Some records:

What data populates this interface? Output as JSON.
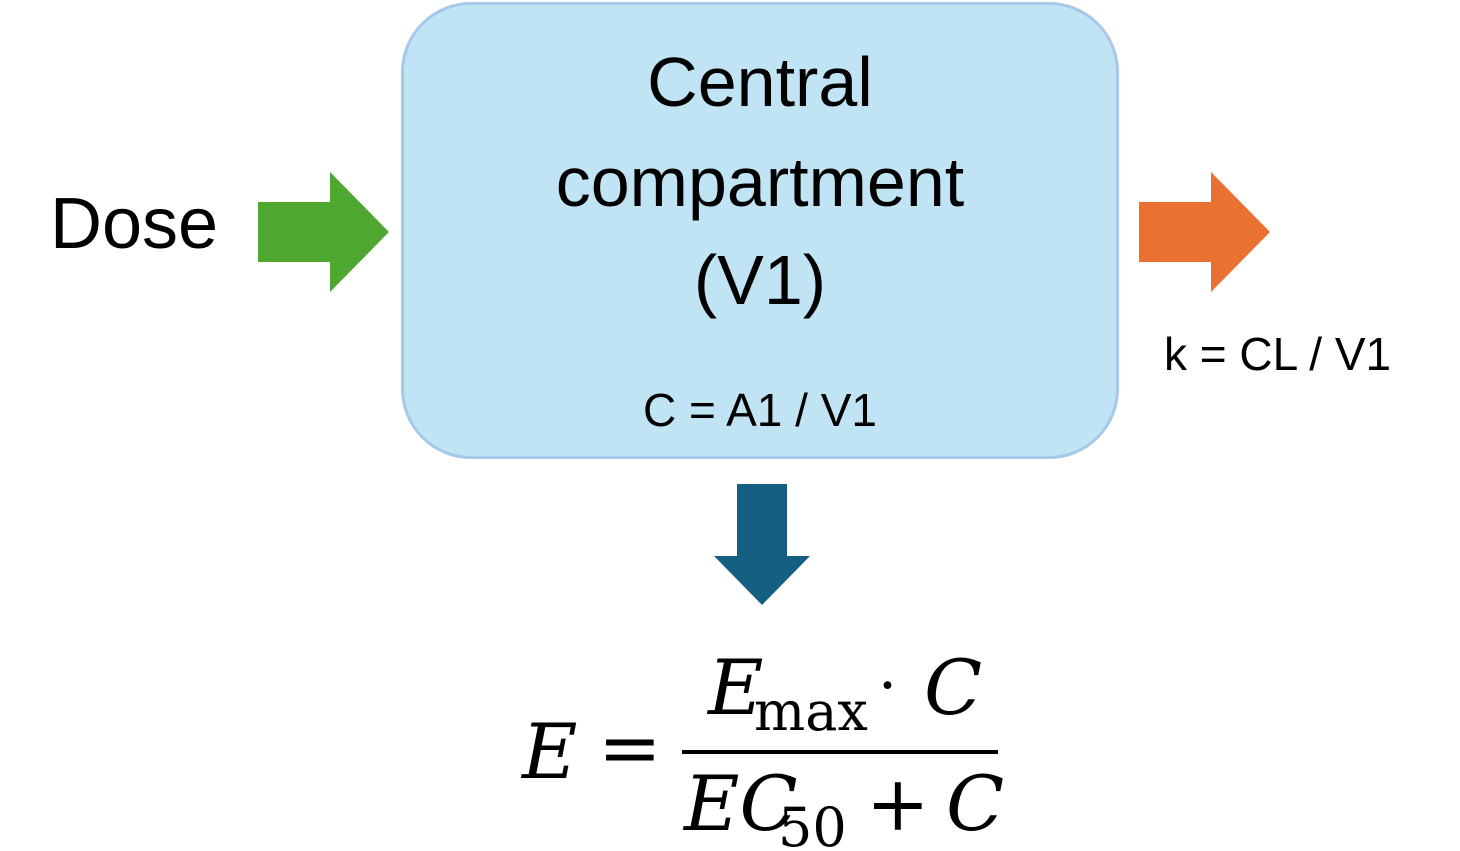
{
  "input": {
    "label": "Dose",
    "arrow_color": "#4ea72e"
  },
  "compartment": {
    "title_line1": "Central",
    "title_line2": "compartment",
    "title_line3": "(V1)",
    "concentration_eq": "C = A1 / V1",
    "fill_color": "#c1e4f5",
    "border_color": "#a7c8ea"
  },
  "elimination": {
    "rate_eq": "k = CL / V1",
    "arrow_color": "#e97132"
  },
  "effect": {
    "arrow_color": "#156082",
    "formula": {
      "lhs": "E",
      "equals": "=",
      "num_symbol": "E",
      "num_subscript": "max",
      "dot": "·",
      "num_var": "C",
      "den_symbol": "EC",
      "den_subscript": "50",
      "plus": "+",
      "den_var": "C"
    }
  }
}
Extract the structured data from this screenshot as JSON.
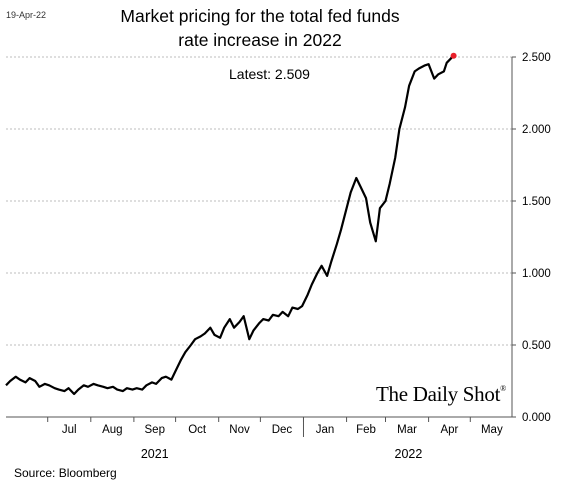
{
  "header": {
    "date_stamp": "19-Apr-22",
    "title_line1": "Market pricing for the total fed funds",
    "title_line2": "rate increase in 2022"
  },
  "annotation": {
    "latest": "Latest:  2.509"
  },
  "brand": {
    "name": "The Daily Shot",
    "mark": "®"
  },
  "footer": {
    "source": "Source: Bloomberg"
  },
  "colors": {
    "line": "#000000",
    "marker": "#e8202a",
    "grid": "#bdbdbd",
    "axis": "#555555"
  },
  "chart_data": {
    "type": "line",
    "title": "Market pricing for the total fed funds rate increase in 2022",
    "annotation": "Latest:  2.509",
    "last_point_marker": true,
    "y_axis_side": "right",
    "ylim": [
      0,
      2.5
    ],
    "yticks": [
      "0.000",
      "0.500",
      "1.000",
      "1.500",
      "2.000",
      "2.500"
    ],
    "yticks_values": [
      0,
      0.5,
      1.0,
      1.5,
      2.0,
      2.5
    ],
    "grid": "horizontal dashed",
    "x_month_ticks": [
      "Jul",
      "Aug",
      "Sep",
      "Oct",
      "Nov",
      "Dec",
      "Jan",
      "Feb",
      "Mar",
      "Apr",
      "May"
    ],
    "x_year_labels": [
      "2021",
      "2022"
    ],
    "x_start": "2021-06-01",
    "x_end": "2022-05-31",
    "series": [
      {
        "x": [
          "2021-06-01",
          "2021-06-04",
          "2021-06-08",
          "2021-06-11",
          "2021-06-15",
          "2021-06-18",
          "2021-06-22",
          "2021-06-25",
          "2021-06-29",
          "2021-07-02",
          "2021-07-06",
          "2021-07-09",
          "2021-07-13",
          "2021-07-16",
          "2021-07-20",
          "2021-07-23",
          "2021-07-27",
          "2021-07-30",
          "2021-08-03",
          "2021-08-06",
          "2021-08-10",
          "2021-08-13",
          "2021-08-17",
          "2021-08-20",
          "2021-08-24",
          "2021-08-27",
          "2021-08-31",
          "2021-09-03",
          "2021-09-07",
          "2021-09-10",
          "2021-09-14",
          "2021-09-17",
          "2021-09-21",
          "2021-09-24",
          "2021-09-28",
          "2021-10-01",
          "2021-10-05",
          "2021-10-08",
          "2021-10-12",
          "2021-10-15",
          "2021-10-19",
          "2021-10-22",
          "2021-10-26",
          "2021-10-29",
          "2021-11-02",
          "2021-11-05",
          "2021-11-09",
          "2021-11-12",
          "2021-11-16",
          "2021-11-19",
          "2021-11-23",
          "2021-11-26",
          "2021-11-30",
          "2021-12-03",
          "2021-12-07",
          "2021-12-10",
          "2021-12-14",
          "2021-12-17",
          "2021-12-21",
          "2021-12-24",
          "2021-12-28",
          "2021-12-31",
          "2022-01-04",
          "2022-01-07",
          "2022-01-11",
          "2022-01-14",
          "2022-01-18",
          "2022-01-21",
          "2022-01-25",
          "2022-01-28",
          "2022-02-01",
          "2022-02-04",
          "2022-02-08",
          "2022-02-11",
          "2022-02-15",
          "2022-02-18",
          "2022-02-22",
          "2022-02-25",
          "2022-03-01",
          "2022-03-04",
          "2022-03-08",
          "2022-03-11",
          "2022-03-15",
          "2022-03-18",
          "2022-03-22",
          "2022-03-25",
          "2022-03-29",
          "2022-04-01",
          "2022-04-05",
          "2022-04-08",
          "2022-04-12",
          "2022-04-14",
          "2022-04-19"
        ],
        "values": [
          0.22,
          0.25,
          0.28,
          0.26,
          0.24,
          0.27,
          0.25,
          0.21,
          0.23,
          0.22,
          0.2,
          0.19,
          0.18,
          0.2,
          0.16,
          0.19,
          0.22,
          0.21,
          0.23,
          0.22,
          0.21,
          0.2,
          0.21,
          0.19,
          0.18,
          0.2,
          0.19,
          0.2,
          0.19,
          0.22,
          0.24,
          0.23,
          0.27,
          0.28,
          0.26,
          0.32,
          0.4,
          0.45,
          0.5,
          0.54,
          0.56,
          0.58,
          0.62,
          0.57,
          0.55,
          0.62,
          0.68,
          0.62,
          0.66,
          0.7,
          0.54,
          0.6,
          0.65,
          0.68,
          0.67,
          0.71,
          0.7,
          0.73,
          0.7,
          0.76,
          0.75,
          0.77,
          0.85,
          0.92,
          1.0,
          1.05,
          0.98,
          1.08,
          1.2,
          1.3,
          1.45,
          1.56,
          1.66,
          1.6,
          1.52,
          1.35,
          1.22,
          1.45,
          1.5,
          1.62,
          1.8,
          2.0,
          2.15,
          2.3,
          2.4,
          2.42,
          2.44,
          2.45,
          2.35,
          2.38,
          2.4,
          2.46,
          2.509
        ]
      }
    ],
    "source": "Source: Bloomberg"
  }
}
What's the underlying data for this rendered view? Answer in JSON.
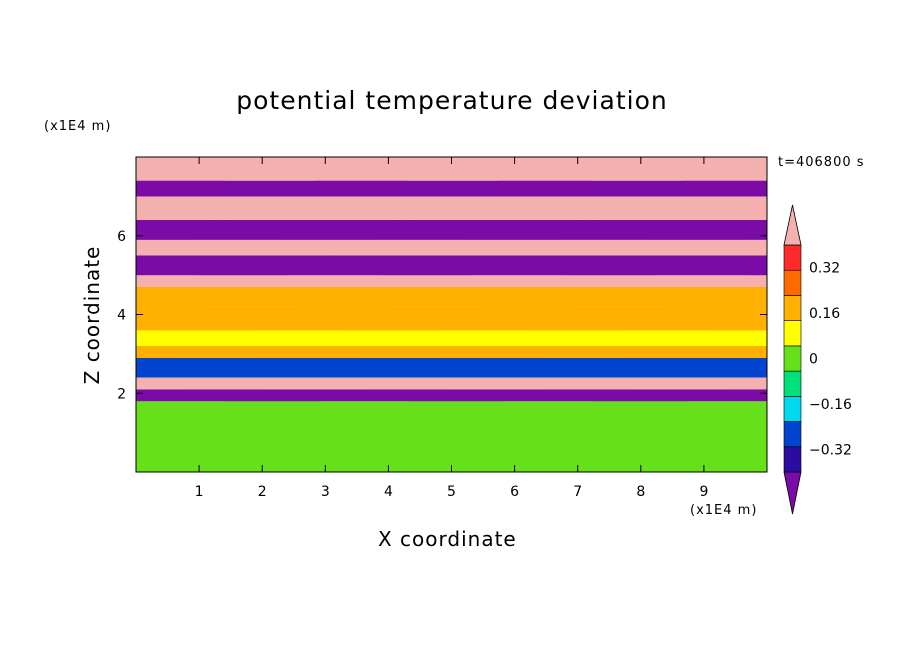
{
  "chart_data": {
    "type": "heatmap",
    "title": "potential temperature deviation",
    "xlabel": "X coordinate",
    "ylabel": "Z coordinate",
    "x_unit": "(x1E4 m)",
    "z_unit": "(x1E4 m)",
    "time_label": "t=406800 s",
    "xlim": [
      0,
      10
    ],
    "ylim": [
      0,
      8
    ],
    "x_ticks": [
      1,
      2,
      3,
      4,
      5,
      6,
      7,
      8,
      9
    ],
    "y_ticks": [
      2,
      4,
      6
    ],
    "colorbar": {
      "levels": [
        -0.4,
        -0.32,
        -0.24,
        -0.16,
        -0.08,
        0,
        0.08,
        0.16,
        0.24,
        0.32,
        0.4
      ],
      "tick_values": [
        0.32,
        0.16,
        0,
        -0.16,
        -0.32
      ],
      "tick_labels": [
        "0.32",
        "0.16",
        "0",
        "−0.16",
        "−0.32"
      ],
      "colors": [
        "#7a0ba6",
        "#2a0ca0",
        "#0044d0",
        "#00d8f0",
        "#00e07a",
        "#66e01a",
        "#ffff00",
        "#ffb000",
        "#ff6a00",
        "#ff2a2a",
        "#f5b0b0"
      ]
    },
    "bands": [
      {
        "z": [
          0.0,
          1.8
        ],
        "value": 0.0
      },
      {
        "z": [
          1.8,
          2.1
        ],
        "value": -0.4
      },
      {
        "z": [
          2.1,
          2.4
        ],
        "value": 0.4
      },
      {
        "z": [
          2.4,
          2.9
        ],
        "value": -0.2
      },
      {
        "z": [
          2.9,
          3.2
        ],
        "value": 0.2
      },
      {
        "z": [
          3.2,
          3.6
        ],
        "value": 0.1
      },
      {
        "z": [
          3.6,
          4.2
        ],
        "value": 0.16
      },
      {
        "z": [
          4.2,
          4.7
        ],
        "value": 0.2
      },
      {
        "z": [
          4.7,
          5.0
        ],
        "value": 0.4
      },
      {
        "z": [
          5.0,
          5.5
        ],
        "value": -0.4
      },
      {
        "z": [
          5.5,
          5.9
        ],
        "value": 0.4
      },
      {
        "z": [
          5.9,
          6.4
        ],
        "value": -0.4
      },
      {
        "z": [
          6.4,
          7.0
        ],
        "value": 0.4
      },
      {
        "z": [
          7.0,
          7.4
        ],
        "value": -0.4
      },
      {
        "z": [
          7.4,
          8.0
        ],
        "value": 0.4
      }
    ]
  }
}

### Do this
Find the lines above that contain the word "grid" and collect them.

### Solution to this task
    "grid": "#bdbdbd",
    "grid": "horizontal dashed",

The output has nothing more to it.